- [SET PROBLEM]
Return each line that holds the word "Klammern".

++++

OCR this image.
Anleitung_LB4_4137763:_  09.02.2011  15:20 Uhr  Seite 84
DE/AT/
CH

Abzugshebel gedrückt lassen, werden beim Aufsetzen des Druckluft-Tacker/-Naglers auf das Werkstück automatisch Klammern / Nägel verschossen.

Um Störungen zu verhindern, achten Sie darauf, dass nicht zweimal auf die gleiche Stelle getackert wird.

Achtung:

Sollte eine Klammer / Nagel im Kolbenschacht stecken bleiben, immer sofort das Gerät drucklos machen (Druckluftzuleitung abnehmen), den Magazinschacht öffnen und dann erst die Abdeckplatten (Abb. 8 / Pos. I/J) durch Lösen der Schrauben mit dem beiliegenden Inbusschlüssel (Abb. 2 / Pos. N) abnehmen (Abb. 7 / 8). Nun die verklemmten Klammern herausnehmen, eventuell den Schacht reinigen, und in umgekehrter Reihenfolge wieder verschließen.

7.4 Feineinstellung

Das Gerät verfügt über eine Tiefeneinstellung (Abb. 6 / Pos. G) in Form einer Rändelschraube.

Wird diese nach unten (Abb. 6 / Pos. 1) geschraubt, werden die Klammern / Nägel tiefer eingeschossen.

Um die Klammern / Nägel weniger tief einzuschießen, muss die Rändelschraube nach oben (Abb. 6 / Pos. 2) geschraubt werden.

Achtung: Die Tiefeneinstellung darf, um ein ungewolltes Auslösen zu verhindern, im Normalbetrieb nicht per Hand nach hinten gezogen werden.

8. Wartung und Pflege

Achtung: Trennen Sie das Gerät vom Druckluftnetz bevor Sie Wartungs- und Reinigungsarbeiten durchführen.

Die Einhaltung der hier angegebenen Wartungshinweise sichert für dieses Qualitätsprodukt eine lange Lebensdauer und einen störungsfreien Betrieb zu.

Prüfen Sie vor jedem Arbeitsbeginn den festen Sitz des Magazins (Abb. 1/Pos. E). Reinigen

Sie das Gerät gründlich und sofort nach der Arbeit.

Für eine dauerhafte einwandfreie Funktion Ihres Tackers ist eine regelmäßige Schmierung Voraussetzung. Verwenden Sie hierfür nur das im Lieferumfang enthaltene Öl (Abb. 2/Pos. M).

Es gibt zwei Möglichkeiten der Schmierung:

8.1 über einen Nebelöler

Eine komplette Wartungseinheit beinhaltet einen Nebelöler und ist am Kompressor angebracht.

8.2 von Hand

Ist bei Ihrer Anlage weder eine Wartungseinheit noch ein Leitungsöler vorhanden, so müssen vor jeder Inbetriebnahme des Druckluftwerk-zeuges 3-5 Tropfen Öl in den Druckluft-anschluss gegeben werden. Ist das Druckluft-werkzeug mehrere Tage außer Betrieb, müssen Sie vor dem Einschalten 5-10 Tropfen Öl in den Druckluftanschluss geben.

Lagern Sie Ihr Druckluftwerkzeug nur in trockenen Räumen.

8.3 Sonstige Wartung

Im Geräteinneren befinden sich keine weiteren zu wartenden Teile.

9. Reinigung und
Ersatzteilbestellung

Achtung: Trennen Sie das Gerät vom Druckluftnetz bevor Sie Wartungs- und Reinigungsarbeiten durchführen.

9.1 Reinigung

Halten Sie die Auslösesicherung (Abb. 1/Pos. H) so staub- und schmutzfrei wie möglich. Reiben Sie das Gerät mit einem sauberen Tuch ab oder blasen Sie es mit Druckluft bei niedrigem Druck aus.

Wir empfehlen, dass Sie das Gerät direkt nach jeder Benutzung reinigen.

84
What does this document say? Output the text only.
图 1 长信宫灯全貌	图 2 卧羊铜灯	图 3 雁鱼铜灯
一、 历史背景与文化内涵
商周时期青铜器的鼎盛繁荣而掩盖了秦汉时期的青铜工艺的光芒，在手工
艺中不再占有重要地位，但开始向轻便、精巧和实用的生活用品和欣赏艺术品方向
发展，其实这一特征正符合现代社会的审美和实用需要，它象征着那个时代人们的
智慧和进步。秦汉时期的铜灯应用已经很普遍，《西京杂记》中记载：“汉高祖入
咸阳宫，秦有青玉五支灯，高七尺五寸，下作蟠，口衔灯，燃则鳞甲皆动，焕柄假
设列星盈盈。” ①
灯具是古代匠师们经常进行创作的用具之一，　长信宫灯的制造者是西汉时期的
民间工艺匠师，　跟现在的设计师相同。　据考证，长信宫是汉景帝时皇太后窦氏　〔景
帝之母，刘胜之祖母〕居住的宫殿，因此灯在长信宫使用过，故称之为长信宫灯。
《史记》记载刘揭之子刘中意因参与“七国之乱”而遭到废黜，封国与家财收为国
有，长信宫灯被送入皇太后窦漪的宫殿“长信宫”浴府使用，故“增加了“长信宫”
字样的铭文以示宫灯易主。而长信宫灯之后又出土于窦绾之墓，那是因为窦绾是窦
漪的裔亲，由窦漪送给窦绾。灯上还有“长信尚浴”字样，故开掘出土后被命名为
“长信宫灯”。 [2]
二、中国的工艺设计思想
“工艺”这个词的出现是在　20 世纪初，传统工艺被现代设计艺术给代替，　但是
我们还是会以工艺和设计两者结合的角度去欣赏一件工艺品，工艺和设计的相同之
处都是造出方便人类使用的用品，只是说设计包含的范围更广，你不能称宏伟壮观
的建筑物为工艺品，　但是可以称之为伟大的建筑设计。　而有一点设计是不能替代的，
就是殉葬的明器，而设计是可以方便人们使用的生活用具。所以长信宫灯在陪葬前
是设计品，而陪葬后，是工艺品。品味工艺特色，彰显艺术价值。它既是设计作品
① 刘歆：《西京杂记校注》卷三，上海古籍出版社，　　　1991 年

++++

- [OUTPUT OF THE EXERCISE]
Abzugshebel gedrückt lassen, werden beim Aufsetzen des Druckluft-Tacker/-Naglers auf das Werkstück automatisch Klammern / Nägel verschossen.
Sollte eine Klammer / Nagel im Kolbenschacht stecken bleiben, immer sofort das Gerät drucklos machen (Druckluftzuleitung abnehmen), den Magazinschacht öffnen und dann erst die Abdeckplatten (Abb. 8 / Pos. I/J) durch Lösen der Schrauben mit dem beiliegenden Inbusschlüssel (Abb. 2 / Pos. N) abnehmen (Abb. 7 / 8). Nun die verklemmten Klammern herausnehmen, eventuell den Schacht reinigen, und in umgekehrter Reihenfolge wieder verschließen.
Wird diese nach unten (Abb. 6 / Pos. 1) geschraubt, werden die Klammern / Nägel tiefer eingeschossen.
Um die Klammern / Nägel weniger tief einzuschießen, muss die Rändelschraube nach oben (Abb. 6 / Pos. 2) geschraubt werden.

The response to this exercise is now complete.